- [TASK BRIEF]
Give the number of lines that include the word "your", nothing more.

- [RAW RECORDS]

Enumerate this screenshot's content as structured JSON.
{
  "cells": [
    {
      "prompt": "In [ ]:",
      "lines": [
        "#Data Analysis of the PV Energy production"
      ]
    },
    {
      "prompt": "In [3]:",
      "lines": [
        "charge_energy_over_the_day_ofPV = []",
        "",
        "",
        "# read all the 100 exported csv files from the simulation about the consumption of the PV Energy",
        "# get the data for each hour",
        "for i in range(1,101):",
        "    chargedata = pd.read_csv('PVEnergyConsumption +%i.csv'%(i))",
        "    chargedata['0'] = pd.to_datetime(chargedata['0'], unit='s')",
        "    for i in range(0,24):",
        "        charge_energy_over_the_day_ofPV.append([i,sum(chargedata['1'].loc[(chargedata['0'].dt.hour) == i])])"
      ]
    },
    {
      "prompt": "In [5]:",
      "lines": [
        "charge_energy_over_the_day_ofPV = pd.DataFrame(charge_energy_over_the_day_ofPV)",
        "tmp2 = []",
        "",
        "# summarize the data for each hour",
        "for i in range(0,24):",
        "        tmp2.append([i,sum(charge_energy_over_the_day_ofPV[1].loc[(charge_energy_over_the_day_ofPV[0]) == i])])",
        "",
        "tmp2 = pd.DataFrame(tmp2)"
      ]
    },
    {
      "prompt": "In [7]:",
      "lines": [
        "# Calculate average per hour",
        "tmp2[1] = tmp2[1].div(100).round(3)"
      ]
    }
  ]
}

---

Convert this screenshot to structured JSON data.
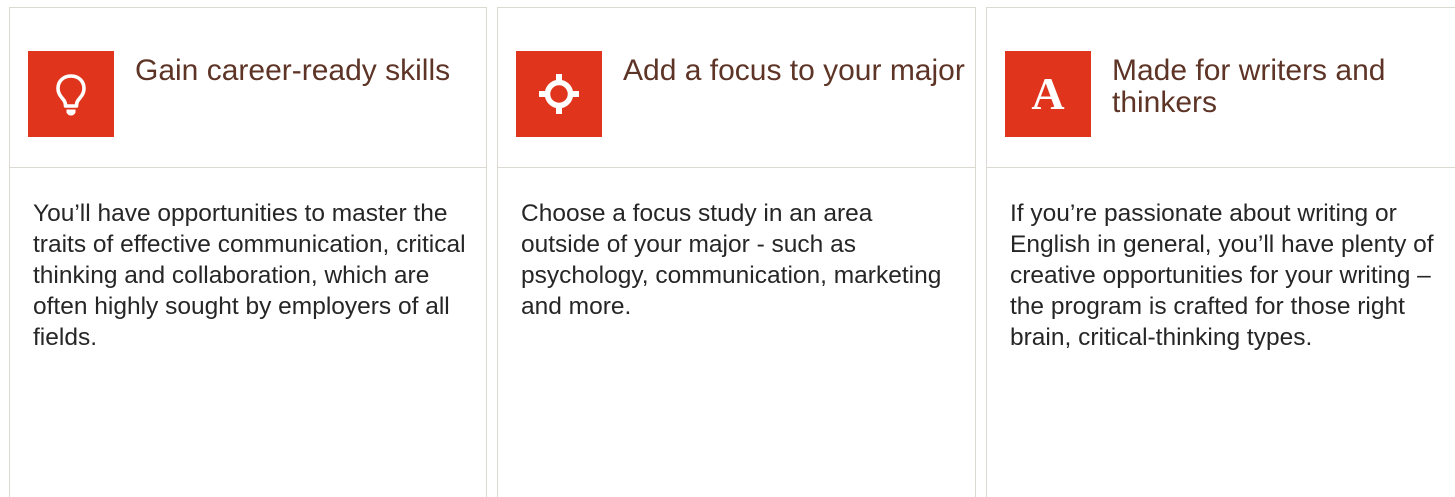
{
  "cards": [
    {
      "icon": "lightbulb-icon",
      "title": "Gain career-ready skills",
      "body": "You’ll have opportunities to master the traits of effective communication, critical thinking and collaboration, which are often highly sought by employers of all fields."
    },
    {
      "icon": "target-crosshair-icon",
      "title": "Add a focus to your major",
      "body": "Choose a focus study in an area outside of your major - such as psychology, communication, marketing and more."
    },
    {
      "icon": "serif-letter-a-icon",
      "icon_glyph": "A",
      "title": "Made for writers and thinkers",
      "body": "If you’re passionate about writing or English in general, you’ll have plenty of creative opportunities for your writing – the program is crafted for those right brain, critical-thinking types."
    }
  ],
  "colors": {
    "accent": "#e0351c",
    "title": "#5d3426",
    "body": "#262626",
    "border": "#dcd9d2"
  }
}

- [WRITTEN SOLUTION]
3